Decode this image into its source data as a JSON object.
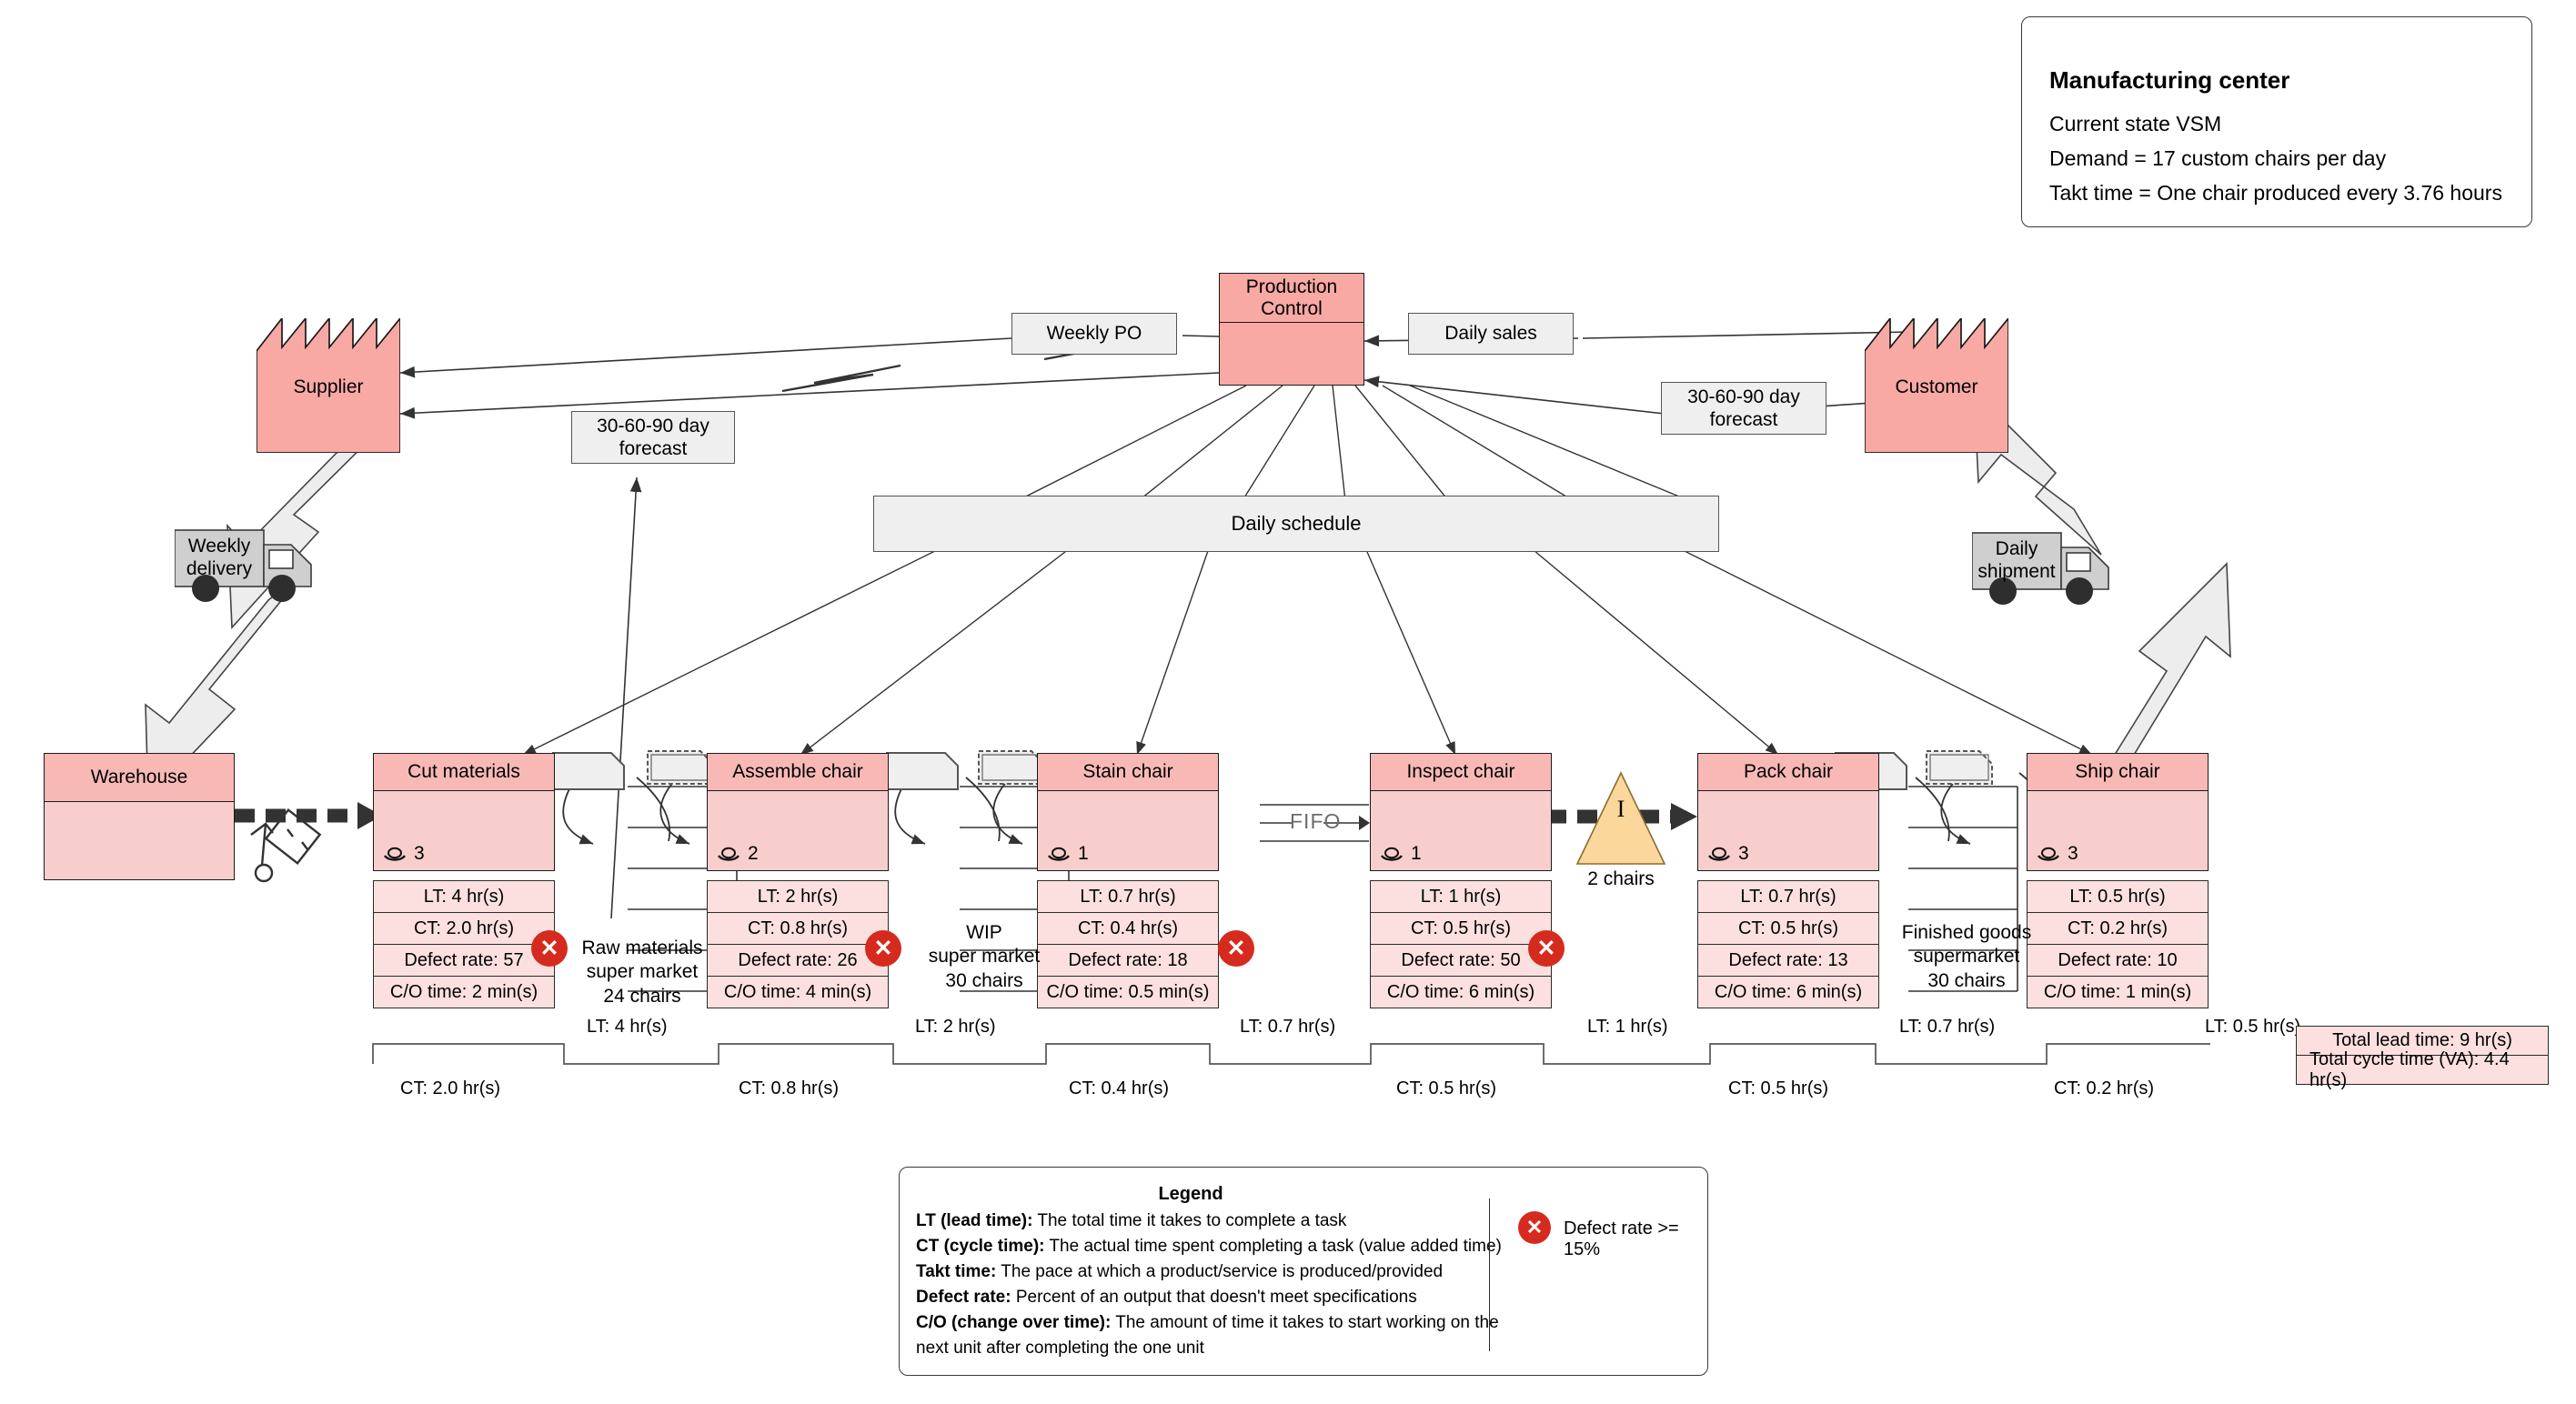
{
  "title_card": {
    "heading": "Manufacturing center",
    "lines": [
      "Current state VSM",
      "Demand = 17 custom chairs per day",
      "Takt time = One chair produced every 3.76 hours"
    ]
  },
  "control": {
    "label": "Production\nControl",
    "label_line1": "Production",
    "label_line2": "Control",
    "color": "#F8A9A4"
  },
  "external": {
    "supplier": "Supplier",
    "customer": "Customer",
    "warehouse": "Warehouse",
    "weekly_po": "Weekly PO",
    "daily_sales": "Daily sales",
    "forecast_left": "30-60-90 day\nforecast",
    "forecast_left_l1": "30-60-90 day",
    "forecast_left_l2": "forecast",
    "forecast_right_l1": "30-60-90 day",
    "forecast_right_l2": "forecast",
    "daily_schedule": "Daily schedule",
    "weekly_delivery_l1": "Weekly",
    "weekly_delivery_l2": "delivery",
    "daily_shipment_l1": "Daily",
    "daily_shipment_l2": "shipment"
  },
  "processes": [
    {
      "name": "Cut materials",
      "operators": "3",
      "lt": "LT: 4 hr(s)",
      "ct": "CT: 2.0 hr(s)",
      "defect": "Defect rate: 57",
      "co": "C/O time: 2 min(s)",
      "flag": true
    },
    {
      "name": "Assemble chair",
      "operators": "2",
      "lt": "LT: 2 hr(s)",
      "ct": "CT: 0.8 hr(s)",
      "defect": "Defect rate: 26",
      "co": "C/O time: 4 min(s)",
      "flag": true
    },
    {
      "name": "Stain chair",
      "operators": "1",
      "lt": "LT: 0.7 hr(s)",
      "ct": "CT: 0.4 hr(s)",
      "defect": "Defect rate: 18",
      "co": "C/O time: 0.5 min(s)",
      "flag": true
    },
    {
      "name": "Inspect chair",
      "operators": "1",
      "lt": "LT: 1 hr(s)",
      "ct": "CT: 0.5 hr(s)",
      "defect": "Defect rate: 50",
      "co": "C/O time: 6 min(s)",
      "flag": true
    },
    {
      "name": "Pack chair",
      "operators": "3",
      "lt": "LT: 0.7 hr(s)",
      "ct": "CT: 0.5 hr(s)",
      "defect": "Defect rate: 13",
      "co": "C/O time: 6 min(s)",
      "flag": false
    },
    {
      "name": "Ship chair",
      "operators": "3",
      "lt": "LT: 0.5 hr(s)",
      "ct": "CT: 0.2 hr(s)",
      "defect": "Defect rate: 10",
      "co": "C/O time: 1 min(s)",
      "flag": false
    }
  ],
  "supermarkets": [
    {
      "id": "raw",
      "l1": "Raw materials",
      "l2": "super market",
      "l3": "24 chairs"
    },
    {
      "id": "wip",
      "l1": "WIP",
      "l2": "super market",
      "l3": "30 chairs"
    },
    {
      "id": "finished",
      "l1": "Finished goods",
      "l2": "supermarket",
      "l3": "30 chairs"
    }
  ],
  "fifo": {
    "label": "FIFO"
  },
  "inventory_triangle": {
    "symbol": "I",
    "label": "2 chairs"
  },
  "timeline": {
    "lt": [
      "LT: 4 hr(s)",
      "LT: 2 hr(s)",
      "LT: 0.7 hr(s)",
      "LT: 1 hr(s)",
      "LT: 0.7 hr(s)",
      "LT: 0.5 hr(s)"
    ],
    "ct": [
      "CT: 2.0 hr(s)",
      "CT: 0.8 hr(s)",
      "CT: 0.4 hr(s)",
      "CT: 0.5 hr(s)",
      "CT: 0.5 hr(s)",
      "CT: 0.2 hr(s)"
    ],
    "total_lead": "Total lead time: 9 hr(s)",
    "total_cycle": "Total cycle time (VA): 4.4 hr(s)"
  },
  "legend": {
    "title": "Legend",
    "items": [
      {
        "term": "LT (lead time):",
        "desc": " The total time it takes to complete a task"
      },
      {
        "term": "CT (cycle time):",
        "desc": " The actual time spent completing a task (value added time)"
      },
      {
        "term": "Takt time:",
        "desc": " The pace at which a product/service is produced/provided"
      },
      {
        "term": "Defect rate:",
        "desc": " Percent of an output that doesn't meet specifications"
      },
      {
        "term": "C/O (change over time):",
        "desc": " The amount of time it takes to start working on the"
      }
    ],
    "last_line": "next unit after completing the one unit",
    "flag_note": "Defect rate >= 15%"
  },
  "colors": {
    "process_fill": "#F8CECC",
    "process_head": "#F8B9B6",
    "control_fill": "#F8A9A4",
    "info_fill": "#EFEFEF",
    "defect_red": "#D52B1E",
    "triangle_fill": "#FBD79B"
  }
}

#####

- Problem -
Set each line of the records down exactly, leaving every picture out.

- Exercise result -
Decode this image into its source data as a JSON object.
{
  "title_card": {
    "heading": "Manufacturing center",
    "lines": [
      "Current state VSM",
      "Demand = 17 custom chairs per day",
      "Takt time = One chair produced every 3.76 hours"
    ]
  },
  "control": {
    "label": "Production\nControl",
    "label_line1": "Production",
    "label_line2": "Control",
    "color": "#F8A9A4"
  },
  "external": {
    "supplier": "Supplier",
    "customer": "Customer",
    "warehouse": "Warehouse",
    "weekly_po": "Weekly PO",
    "daily_sales": "Daily sales",
    "forecast_left": "30-60-90 day\nforecast",
    "forecast_left_l1": "30-60-90 day",
    "forecast_left_l2": "forecast",
    "forecast_right_l1": "30-60-90 day",
    "forecast_right_l2": "forecast",
    "daily_schedule": "Daily schedule",
    "weekly_delivery_l1": "Weekly",
    "weekly_delivery_l2": "delivery",
    "daily_shipment_l1": "Daily",
    "daily_shipment_l2": "shipment"
  },
  "processes": [
    {
      "name": "Cut materials",
      "operators": "3",
      "lt": "LT: 4 hr(s)",
      "ct": "CT: 2.0 hr(s)",
      "defect": "Defect rate: 57",
      "co": "C/O time: 2 min(s)",
      "flag": true
    },
    {
      "name": "Assemble chair",
      "operators": "2",
      "lt": "LT: 2 hr(s)",
      "ct": "CT: 0.8 hr(s)",
      "defect": "Defect rate: 26",
      "co": "C/O time: 4 min(s)",
      "flag": true
    },
    {
      "name": "Stain chair",
      "operators": "1",
      "lt": "LT: 0.7 hr(s)",
      "ct": "CT: 0.4 hr(s)",
      "defect": "Defect rate: 18",
      "co": "C/O time: 0.5 min(s)",
      "flag": true
    },
    {
      "name": "Inspect chair",
      "operators": "1",
      "lt": "LT: 1 hr(s)",
      "ct": "CT: 0.5 hr(s)",
      "defect": "Defect rate: 50",
      "co": "C/O time: 6 min(s)",
      "flag": true
    },
    {
      "name": "Pack chair",
      "operators": "3",
      "lt": "LT: 0.7 hr(s)",
      "ct": "CT: 0.5 hr(s)",
      "defect": "Defect rate: 13",
      "co": "C/O time: 6 min(s)",
      "flag": false
    },
    {
      "name": "Ship chair",
      "operators": "3",
      "lt": "LT: 0.5 hr(s)",
      "ct": "CT: 0.2 hr(s)",
      "defect": "Defect rate: 10",
      "co": "C/O time: 1 min(s)",
      "flag": false
    }
  ],
  "supermarkets": [
    {
      "id": "raw",
      "l1": "Raw materials",
      "l2": "super market",
      "l3": "24 chairs"
    },
    {
      "id": "wip",
      "l1": "WIP",
      "l2": "super market",
      "l3": "30 chairs"
    },
    {
      "id": "finished",
      "l1": "Finished goods",
      "l2": "supermarket",
      "l3": "30 chairs"
    }
  ],
  "fifo": {
    "label": "FIFO"
  },
  "inventory_triangle": {
    "symbol": "I",
    "label": "2 chairs"
  },
  "timeline": {
    "lt": [
      "LT: 4 hr(s)",
      "LT: 2 hr(s)",
      "LT: 0.7 hr(s)",
      "LT: 1 hr(s)",
      "LT: 0.7 hr(s)",
      "LT: 0.5 hr(s)"
    ],
    "ct": [
      "CT: 2.0 hr(s)",
      "CT: 0.8 hr(s)",
      "CT: 0.4 hr(s)",
      "CT: 0.5 hr(s)",
      "CT: 0.5 hr(s)",
      "CT: 0.2 hr(s)"
    ],
    "total_lead": "Total lead time: 9 hr(s)",
    "total_cycle": "Total cycle time (VA): 4.4 hr(s)"
  },
  "legend": {
    "title": "Legend",
    "items": [
      {
        "term": "LT (lead time):",
        "desc": " The total time it takes to complete a task"
      },
      {
        "term": "CT (cycle time):",
        "desc": " The actual time spent completing a task (value added time)"
      },
      {
        "term": "Takt time:",
        "desc": " The pace at which a product/service is produced/provided"
      },
      {
        "term": "Defect rate:",
        "desc": " Percent of an output that doesn't meet specifications"
      },
      {
        "term": "C/O (change over time):",
        "desc": " The amount of time it takes to start working on the"
      }
    ],
    "last_line": "next unit after completing the one unit",
    "flag_note": "Defect rate >= 15%"
  },
  "colors": {
    "process_fill": "#F8CECC",
    "process_head": "#F8B9B6",
    "control_fill": "#F8A9A4",
    "info_fill": "#EFEFEF",
    "defect_red": "#D52B1E",
    "triangle_fill": "#FBD79B"
  }
}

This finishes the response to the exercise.